Exercise directions:
Your task is to print the material below exactly as presented.

Records from a collection:
========

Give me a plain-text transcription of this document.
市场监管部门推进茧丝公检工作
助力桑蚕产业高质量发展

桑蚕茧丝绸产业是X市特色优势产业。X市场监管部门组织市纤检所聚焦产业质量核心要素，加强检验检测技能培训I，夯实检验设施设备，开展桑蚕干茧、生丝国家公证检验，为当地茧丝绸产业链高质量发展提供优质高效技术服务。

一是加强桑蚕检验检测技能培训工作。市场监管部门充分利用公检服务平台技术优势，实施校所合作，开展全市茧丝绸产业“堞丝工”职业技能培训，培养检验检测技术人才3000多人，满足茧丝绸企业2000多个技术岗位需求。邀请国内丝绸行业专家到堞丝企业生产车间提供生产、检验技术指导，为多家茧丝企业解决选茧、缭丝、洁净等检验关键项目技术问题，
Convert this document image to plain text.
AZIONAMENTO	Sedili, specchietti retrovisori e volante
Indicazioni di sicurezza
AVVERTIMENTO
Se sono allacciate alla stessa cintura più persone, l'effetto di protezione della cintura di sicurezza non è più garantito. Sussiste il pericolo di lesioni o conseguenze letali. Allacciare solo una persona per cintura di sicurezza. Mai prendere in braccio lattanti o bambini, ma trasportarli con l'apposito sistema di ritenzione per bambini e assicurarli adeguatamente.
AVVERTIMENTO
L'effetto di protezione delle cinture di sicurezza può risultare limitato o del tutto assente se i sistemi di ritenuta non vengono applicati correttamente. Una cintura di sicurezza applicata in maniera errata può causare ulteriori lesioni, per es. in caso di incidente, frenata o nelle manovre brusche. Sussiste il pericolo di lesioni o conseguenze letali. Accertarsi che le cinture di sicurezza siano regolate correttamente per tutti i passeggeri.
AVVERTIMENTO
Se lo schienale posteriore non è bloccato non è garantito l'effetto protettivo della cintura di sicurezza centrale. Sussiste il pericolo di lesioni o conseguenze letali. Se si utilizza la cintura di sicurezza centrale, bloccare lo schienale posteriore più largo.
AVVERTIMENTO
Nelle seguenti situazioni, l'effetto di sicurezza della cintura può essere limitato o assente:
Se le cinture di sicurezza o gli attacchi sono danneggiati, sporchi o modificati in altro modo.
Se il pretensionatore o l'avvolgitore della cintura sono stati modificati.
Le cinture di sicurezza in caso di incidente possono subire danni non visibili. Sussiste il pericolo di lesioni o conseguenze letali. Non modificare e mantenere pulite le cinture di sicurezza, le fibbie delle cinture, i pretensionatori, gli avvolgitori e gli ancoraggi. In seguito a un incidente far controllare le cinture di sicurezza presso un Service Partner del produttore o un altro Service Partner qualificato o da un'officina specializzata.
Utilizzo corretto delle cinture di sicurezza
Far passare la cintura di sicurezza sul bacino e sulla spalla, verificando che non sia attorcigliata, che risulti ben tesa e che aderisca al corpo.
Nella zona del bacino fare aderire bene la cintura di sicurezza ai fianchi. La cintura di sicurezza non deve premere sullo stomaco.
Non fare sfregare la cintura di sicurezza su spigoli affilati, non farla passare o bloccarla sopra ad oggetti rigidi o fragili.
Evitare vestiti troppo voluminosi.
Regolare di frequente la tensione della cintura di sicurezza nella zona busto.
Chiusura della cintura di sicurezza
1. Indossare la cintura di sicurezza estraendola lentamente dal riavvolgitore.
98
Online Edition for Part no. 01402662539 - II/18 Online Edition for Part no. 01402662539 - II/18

========

Answer to this exercise:
Give me a plain-text transcription of this document.
市场监管部门推进茧丝公检工作
助力桑蚕产业高质量发展

桑蚕茧丝绸产业是X市特色优势产业。X市场监管部门组织市纤检所聚焦产业质量核心要素，加强检验检测技能培训I，夯实检验设施设备，开展桑蚕干茧、生丝国家公证检验，为当地茧丝绸产业链高质量发展提供优质高效技术服务。

一是加强桑蚕检验检测技能培训工作。市场监管部门充分利用公检服务平台技术优势，实施校所合作，开展全市茧丝绸产业“堞丝工”职业技能培训，培养检验检测技术人才3000多人，满足茧丝绸企业2000多个技术岗位需求。邀请国内丝绸行业专家到堞丝企业生产车间提供生产、检验技术指导，为多家茧丝企业解决选茧、缭丝、洁净等检验关键项目技术问题，
Convert this document image to plain text.
AZIONAMENTO	Sedili, specchietti retrovisori e volante
Indicazioni di sicurezza
AVVERTIMENTO
Se sono allacciate alla stessa cintura più persone, l'effetto di protezione della cintura di sicurezza non è più garantito. Sussiste il pericolo di lesioni o conseguenze letali. Allacciare solo una persona per cintura di sicurezza. Mai prendere in braccio lattanti o bambini, ma trasportarli con l'apposito sistema di ritenzione per bambini e assicurarli adeguatamente.
AVVERTIMENTO
L'effetto di protezione delle cinture di sicurezza può risultare limitato o del tutto assente se i sistemi di ritenuta non vengono applicati correttamente. Una cintura di sicurezza applicata in maniera errata può causare ulteriori lesioni, per es. in caso di incidente, frenata o nelle manovre brusche. Sussiste il pericolo di lesioni o conseguenze letali. Accertarsi che le cinture di sicurezza siano regolate correttamente per tutti i passeggeri.
AVVERTIMENTO
Se lo schienale posteriore non è bloccato non è garantito l'effetto protettivo della cintura di sicurezza centrale. Sussiste il pericolo di lesioni o conseguenze letali. Se si utilizza la cintura di sicurezza centrale, bloccare lo schienale posteriore più largo.
AVVERTIMENTO
Nelle seguenti situazioni, l'effetto di sicurezza della cintura può essere limitato o assente:
Se le cinture di sicurezza o gli attacchi sono danneggiati, sporchi o modificati in altro modo.
Se il pretensionatore o l'avvolgitore della cintura sono stati modificati.
Le cinture di sicurezza in caso di incidente possono subire danni non visibili. Sussiste il pericolo di lesioni o conseguenze letali. Non modificare e mantenere pulite le cinture di sicurezza, le fibbie delle cinture, i pretensionatori, gli avvolgitori e gli ancoraggi. In seguito a un incidente far controllare le cinture di sicurezza presso un Service Partner del produttore o un altro Service Partner qualificato o da un'officina specializzata.
Utilizzo corretto delle cinture di sicurezza
Far passare la cintura di sicurezza sul bacino e sulla spalla, verificando che non sia attorcigliata, che risulti ben tesa e che aderisca al corpo.
Nella zona del bacino fare aderire bene la cintura di sicurezza ai fianchi. La cintura di sicurezza non deve premere sullo stomaco.
Non fare sfregare la cintura di sicurezza su spigoli affilati, non farla passare o bloccarla sopra ad oggetti rigidi o fragili.
Evitare vestiti troppo voluminosi.
Regolare di frequente la tensione della cintura di sicurezza nella zona busto.
Chiusura della cintura di sicurezza
1. Indossare la cintura di sicurezza estraendola lentamente dal riavvolgitore.
98
Online Edition for Part no. 01402662539 - II/18 Online Edition for Part no. 01402662539 - II/18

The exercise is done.